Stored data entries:
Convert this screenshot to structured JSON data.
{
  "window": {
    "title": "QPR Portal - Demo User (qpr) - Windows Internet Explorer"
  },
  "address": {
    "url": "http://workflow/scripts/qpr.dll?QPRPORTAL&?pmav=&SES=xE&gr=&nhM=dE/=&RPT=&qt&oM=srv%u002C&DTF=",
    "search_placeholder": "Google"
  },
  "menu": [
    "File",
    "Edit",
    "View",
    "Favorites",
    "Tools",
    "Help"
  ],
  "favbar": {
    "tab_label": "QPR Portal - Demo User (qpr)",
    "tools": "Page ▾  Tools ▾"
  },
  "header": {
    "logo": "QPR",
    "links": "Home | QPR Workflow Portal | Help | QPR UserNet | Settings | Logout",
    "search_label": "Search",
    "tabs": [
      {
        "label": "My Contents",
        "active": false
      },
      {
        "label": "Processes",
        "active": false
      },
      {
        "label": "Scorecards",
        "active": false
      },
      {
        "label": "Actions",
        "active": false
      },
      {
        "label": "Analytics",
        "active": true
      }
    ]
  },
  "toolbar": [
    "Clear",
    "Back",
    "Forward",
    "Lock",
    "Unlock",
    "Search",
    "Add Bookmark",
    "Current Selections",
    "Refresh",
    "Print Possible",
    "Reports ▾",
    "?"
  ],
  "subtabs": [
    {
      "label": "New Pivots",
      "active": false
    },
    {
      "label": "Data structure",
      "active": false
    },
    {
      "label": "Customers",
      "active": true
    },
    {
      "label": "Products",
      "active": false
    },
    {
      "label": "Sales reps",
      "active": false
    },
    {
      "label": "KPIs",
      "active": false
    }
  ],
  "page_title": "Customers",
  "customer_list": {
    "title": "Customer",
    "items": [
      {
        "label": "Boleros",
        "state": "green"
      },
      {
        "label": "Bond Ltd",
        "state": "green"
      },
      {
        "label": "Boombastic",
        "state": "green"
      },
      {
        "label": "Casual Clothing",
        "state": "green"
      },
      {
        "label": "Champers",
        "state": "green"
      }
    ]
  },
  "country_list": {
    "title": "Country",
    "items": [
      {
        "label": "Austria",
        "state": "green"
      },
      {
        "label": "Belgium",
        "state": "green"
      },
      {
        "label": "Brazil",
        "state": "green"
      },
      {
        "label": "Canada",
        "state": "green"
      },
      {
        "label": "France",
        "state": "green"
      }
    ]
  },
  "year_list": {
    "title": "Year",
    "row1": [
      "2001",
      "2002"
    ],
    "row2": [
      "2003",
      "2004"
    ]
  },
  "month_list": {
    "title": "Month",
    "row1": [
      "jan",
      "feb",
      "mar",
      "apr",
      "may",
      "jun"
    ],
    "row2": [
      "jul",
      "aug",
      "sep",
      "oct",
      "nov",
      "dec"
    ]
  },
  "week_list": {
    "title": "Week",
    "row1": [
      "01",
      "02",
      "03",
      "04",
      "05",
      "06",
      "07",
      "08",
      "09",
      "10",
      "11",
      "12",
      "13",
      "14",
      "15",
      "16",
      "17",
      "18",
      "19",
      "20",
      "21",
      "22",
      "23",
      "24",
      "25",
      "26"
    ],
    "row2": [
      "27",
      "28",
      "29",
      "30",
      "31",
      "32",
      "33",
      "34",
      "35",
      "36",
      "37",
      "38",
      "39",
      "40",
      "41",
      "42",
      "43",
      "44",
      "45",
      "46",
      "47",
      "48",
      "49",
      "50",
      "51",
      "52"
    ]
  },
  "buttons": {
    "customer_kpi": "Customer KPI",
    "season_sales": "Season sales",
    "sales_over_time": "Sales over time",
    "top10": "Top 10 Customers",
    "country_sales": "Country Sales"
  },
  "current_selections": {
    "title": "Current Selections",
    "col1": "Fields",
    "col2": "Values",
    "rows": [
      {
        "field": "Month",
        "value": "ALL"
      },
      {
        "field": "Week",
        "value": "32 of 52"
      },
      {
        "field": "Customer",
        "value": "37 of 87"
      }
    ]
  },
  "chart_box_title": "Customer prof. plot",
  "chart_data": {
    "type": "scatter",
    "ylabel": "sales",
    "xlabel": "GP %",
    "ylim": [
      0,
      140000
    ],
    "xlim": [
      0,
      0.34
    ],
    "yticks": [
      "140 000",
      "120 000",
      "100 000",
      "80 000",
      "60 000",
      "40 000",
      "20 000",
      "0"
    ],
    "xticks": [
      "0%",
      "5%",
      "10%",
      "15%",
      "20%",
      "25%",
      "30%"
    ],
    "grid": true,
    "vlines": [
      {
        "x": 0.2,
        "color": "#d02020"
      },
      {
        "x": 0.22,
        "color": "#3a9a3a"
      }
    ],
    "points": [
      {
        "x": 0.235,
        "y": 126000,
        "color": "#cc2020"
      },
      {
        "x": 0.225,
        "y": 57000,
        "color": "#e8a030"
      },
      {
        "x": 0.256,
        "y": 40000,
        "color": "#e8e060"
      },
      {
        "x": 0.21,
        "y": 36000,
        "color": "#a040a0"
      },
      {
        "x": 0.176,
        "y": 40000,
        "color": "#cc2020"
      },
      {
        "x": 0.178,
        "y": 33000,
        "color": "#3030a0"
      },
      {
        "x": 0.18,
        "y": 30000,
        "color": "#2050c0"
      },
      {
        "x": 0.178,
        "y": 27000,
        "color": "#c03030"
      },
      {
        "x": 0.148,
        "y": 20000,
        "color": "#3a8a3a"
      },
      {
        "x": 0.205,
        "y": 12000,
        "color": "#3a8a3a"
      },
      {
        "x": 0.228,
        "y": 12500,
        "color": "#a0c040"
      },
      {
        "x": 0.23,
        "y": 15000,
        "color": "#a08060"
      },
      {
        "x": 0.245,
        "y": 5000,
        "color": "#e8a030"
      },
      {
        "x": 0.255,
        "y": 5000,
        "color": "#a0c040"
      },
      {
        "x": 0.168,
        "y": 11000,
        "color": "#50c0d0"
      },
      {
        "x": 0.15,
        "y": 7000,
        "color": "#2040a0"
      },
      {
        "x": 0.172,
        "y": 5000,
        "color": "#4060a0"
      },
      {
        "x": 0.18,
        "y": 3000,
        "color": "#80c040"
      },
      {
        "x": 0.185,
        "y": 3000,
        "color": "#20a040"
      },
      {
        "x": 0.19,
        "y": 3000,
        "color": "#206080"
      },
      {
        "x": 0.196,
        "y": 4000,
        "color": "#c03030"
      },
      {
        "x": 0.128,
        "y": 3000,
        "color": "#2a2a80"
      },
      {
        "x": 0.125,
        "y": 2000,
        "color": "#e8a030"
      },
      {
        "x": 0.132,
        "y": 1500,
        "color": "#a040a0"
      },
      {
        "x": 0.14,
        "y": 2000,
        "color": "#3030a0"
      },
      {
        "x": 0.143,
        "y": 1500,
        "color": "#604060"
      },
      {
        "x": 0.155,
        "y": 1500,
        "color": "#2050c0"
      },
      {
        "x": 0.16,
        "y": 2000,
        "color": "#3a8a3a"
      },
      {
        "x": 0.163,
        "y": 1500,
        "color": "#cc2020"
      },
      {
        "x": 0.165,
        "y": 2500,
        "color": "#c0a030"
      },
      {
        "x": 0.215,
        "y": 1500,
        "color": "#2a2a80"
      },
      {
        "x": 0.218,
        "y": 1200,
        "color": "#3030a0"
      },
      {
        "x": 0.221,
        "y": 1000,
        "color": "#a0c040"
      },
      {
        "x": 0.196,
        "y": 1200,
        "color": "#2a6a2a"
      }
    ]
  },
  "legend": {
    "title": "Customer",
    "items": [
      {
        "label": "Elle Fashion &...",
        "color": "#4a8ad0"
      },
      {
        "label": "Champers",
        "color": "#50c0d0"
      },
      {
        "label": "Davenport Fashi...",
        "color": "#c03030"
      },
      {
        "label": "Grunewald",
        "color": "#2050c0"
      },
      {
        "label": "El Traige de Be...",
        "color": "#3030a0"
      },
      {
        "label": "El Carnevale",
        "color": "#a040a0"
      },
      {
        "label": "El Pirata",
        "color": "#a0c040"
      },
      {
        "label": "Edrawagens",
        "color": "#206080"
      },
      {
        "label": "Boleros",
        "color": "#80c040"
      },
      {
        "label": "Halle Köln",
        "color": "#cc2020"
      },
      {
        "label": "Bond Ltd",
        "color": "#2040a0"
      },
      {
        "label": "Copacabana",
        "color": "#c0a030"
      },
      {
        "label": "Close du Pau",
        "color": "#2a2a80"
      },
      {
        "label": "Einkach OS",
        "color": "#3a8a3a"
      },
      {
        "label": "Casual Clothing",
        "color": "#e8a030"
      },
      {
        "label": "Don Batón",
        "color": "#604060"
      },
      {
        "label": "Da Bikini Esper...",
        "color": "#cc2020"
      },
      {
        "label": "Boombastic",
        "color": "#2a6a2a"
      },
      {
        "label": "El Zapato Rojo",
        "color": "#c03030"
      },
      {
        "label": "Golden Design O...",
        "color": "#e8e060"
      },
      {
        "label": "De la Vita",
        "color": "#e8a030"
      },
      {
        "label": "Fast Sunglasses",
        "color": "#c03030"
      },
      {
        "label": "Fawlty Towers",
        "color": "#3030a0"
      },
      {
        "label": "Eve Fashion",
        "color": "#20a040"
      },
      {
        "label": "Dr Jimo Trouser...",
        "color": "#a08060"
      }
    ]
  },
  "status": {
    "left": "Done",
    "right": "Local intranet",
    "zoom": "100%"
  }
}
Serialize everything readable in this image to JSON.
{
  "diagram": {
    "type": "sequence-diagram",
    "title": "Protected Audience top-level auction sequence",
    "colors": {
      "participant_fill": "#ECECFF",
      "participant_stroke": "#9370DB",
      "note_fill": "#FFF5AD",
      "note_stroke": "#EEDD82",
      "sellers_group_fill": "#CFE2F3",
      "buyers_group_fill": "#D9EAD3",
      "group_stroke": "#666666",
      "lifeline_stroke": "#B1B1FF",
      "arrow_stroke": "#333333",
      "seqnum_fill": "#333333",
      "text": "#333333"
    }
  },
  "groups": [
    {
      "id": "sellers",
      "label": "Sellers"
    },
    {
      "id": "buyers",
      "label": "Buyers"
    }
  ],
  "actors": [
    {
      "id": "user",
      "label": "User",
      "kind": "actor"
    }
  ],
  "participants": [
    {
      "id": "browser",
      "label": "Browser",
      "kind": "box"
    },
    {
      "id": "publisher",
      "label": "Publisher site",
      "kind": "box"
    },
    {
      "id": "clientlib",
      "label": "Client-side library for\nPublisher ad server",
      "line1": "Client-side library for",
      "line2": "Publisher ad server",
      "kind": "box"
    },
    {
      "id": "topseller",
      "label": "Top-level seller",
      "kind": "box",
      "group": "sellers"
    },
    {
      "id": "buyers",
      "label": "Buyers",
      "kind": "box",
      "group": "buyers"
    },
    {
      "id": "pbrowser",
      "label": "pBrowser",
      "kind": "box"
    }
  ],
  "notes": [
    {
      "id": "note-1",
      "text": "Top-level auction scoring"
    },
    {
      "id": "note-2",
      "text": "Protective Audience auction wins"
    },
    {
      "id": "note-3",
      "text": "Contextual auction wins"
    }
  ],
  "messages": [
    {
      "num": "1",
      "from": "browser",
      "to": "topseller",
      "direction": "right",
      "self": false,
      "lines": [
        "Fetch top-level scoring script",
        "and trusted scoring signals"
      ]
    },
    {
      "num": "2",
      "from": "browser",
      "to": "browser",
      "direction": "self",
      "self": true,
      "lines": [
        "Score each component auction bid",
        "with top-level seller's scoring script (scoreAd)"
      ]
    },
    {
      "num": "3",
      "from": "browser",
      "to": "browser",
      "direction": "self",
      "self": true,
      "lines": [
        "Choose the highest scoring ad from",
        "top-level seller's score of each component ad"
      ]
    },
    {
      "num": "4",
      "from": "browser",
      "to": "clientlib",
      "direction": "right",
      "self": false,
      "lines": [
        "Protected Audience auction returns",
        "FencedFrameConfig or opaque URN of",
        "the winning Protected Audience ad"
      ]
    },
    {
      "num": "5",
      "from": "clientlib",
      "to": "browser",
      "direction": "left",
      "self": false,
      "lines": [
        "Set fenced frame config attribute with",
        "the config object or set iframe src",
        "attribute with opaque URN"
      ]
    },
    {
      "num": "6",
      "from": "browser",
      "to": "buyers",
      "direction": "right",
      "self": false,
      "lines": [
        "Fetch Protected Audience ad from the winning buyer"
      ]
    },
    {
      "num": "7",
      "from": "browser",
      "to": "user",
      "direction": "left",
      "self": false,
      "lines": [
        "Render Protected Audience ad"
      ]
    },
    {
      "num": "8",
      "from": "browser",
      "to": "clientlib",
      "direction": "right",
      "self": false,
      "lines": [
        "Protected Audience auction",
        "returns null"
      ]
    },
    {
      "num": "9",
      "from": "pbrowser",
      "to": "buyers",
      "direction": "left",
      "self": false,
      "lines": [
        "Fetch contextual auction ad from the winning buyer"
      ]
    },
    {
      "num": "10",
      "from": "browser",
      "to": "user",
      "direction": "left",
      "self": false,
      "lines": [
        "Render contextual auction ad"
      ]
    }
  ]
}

| WHAT THE TASK REQUIRES |
From the listing above, pick out every line containing "Fetch".

| WRITTEN ANSWER |
        "Fetch top-level scoring script",
        "Fetch Protected Audience ad from the winning buyer"
        "Fetch contextual auction ad from the winning buyer"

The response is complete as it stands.